Exercise instructions
Copy each line of the entries beneath that contains the word "name".

Data lines
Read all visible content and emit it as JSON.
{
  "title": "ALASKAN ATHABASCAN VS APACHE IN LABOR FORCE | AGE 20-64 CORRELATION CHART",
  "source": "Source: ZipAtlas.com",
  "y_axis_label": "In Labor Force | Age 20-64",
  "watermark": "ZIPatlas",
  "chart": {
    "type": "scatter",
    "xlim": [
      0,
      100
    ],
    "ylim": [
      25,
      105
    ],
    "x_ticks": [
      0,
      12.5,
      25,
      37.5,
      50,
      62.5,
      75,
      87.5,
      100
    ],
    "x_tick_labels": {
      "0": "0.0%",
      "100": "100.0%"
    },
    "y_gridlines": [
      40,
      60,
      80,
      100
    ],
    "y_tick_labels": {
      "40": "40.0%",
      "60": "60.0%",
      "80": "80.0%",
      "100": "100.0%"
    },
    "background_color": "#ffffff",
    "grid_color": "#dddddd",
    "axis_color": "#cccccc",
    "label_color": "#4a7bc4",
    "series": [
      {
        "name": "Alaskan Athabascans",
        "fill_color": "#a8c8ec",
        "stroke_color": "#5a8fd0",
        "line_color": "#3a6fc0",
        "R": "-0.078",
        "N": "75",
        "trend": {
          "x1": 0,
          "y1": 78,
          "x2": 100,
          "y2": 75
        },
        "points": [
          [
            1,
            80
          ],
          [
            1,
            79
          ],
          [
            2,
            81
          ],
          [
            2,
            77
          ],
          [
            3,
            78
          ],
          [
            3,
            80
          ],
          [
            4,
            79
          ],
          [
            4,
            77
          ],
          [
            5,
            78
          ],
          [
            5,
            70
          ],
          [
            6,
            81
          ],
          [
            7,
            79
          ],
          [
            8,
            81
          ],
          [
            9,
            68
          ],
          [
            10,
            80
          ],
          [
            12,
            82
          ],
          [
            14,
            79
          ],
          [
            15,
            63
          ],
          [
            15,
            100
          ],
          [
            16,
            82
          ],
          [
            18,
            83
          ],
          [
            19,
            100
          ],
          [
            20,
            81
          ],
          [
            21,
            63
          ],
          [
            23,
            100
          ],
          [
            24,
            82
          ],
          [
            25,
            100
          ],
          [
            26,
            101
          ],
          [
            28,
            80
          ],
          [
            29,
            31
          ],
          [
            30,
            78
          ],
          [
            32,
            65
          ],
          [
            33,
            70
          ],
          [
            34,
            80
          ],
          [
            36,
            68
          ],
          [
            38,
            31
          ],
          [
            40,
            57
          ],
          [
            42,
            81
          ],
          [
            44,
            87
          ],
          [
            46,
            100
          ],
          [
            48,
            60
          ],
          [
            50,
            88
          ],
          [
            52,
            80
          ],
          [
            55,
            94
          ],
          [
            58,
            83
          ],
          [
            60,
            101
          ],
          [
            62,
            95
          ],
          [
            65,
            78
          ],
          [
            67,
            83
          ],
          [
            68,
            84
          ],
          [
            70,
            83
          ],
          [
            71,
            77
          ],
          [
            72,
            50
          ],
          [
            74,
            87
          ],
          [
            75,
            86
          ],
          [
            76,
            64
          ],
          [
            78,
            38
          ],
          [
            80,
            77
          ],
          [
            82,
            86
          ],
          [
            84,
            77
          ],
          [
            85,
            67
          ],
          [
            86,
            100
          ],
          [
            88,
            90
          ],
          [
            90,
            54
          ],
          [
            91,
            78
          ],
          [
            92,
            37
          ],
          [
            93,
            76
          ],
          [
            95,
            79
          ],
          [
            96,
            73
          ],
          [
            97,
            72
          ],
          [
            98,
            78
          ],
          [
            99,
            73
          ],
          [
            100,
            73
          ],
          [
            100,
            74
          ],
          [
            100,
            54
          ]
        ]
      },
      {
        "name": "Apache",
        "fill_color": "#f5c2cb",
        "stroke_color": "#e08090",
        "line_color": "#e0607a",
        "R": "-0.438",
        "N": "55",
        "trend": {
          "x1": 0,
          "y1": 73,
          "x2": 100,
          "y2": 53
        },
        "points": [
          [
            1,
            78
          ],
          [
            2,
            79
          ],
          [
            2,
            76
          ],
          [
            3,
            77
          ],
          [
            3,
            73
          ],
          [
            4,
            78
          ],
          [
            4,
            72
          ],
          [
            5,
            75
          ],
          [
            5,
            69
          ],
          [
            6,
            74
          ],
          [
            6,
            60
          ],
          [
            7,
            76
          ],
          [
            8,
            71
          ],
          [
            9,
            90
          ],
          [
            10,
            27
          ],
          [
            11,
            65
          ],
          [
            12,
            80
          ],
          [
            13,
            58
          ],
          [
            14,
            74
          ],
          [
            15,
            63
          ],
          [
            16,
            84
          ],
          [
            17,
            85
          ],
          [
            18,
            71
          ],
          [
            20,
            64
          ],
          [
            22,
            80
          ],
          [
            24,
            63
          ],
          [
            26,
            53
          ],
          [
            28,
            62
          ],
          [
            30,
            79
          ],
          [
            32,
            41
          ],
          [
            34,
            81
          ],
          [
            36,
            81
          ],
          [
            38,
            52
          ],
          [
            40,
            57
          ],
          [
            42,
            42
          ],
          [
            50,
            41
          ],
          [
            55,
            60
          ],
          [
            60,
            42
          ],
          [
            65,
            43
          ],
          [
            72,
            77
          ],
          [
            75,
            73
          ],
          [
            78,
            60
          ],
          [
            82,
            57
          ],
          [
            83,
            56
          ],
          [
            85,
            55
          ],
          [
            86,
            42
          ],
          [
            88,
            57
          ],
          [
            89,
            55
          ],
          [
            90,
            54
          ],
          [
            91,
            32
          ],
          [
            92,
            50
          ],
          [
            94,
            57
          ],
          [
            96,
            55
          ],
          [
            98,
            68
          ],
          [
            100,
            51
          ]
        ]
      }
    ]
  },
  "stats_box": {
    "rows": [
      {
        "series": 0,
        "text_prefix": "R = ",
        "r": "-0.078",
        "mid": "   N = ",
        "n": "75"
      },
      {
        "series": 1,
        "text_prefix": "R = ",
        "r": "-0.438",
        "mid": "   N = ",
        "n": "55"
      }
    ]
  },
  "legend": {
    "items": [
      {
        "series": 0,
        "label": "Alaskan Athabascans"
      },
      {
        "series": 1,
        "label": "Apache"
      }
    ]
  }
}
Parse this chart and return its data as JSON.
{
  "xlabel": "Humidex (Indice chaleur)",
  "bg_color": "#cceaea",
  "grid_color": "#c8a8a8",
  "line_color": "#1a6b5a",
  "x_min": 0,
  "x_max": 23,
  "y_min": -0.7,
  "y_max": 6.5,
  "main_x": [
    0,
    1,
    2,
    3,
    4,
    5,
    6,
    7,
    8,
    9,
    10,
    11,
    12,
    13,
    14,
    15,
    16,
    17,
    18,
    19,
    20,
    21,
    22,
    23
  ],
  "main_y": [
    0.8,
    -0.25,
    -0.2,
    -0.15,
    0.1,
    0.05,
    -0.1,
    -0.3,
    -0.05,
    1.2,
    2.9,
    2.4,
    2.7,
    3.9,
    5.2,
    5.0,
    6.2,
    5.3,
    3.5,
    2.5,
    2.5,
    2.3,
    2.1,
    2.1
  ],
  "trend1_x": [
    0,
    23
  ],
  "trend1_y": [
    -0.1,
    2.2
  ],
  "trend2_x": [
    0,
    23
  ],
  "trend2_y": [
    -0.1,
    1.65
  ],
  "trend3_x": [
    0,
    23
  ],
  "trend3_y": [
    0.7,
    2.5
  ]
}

Answer in full
        "name": "Alaskan Athabascans",
        "name": "Apache",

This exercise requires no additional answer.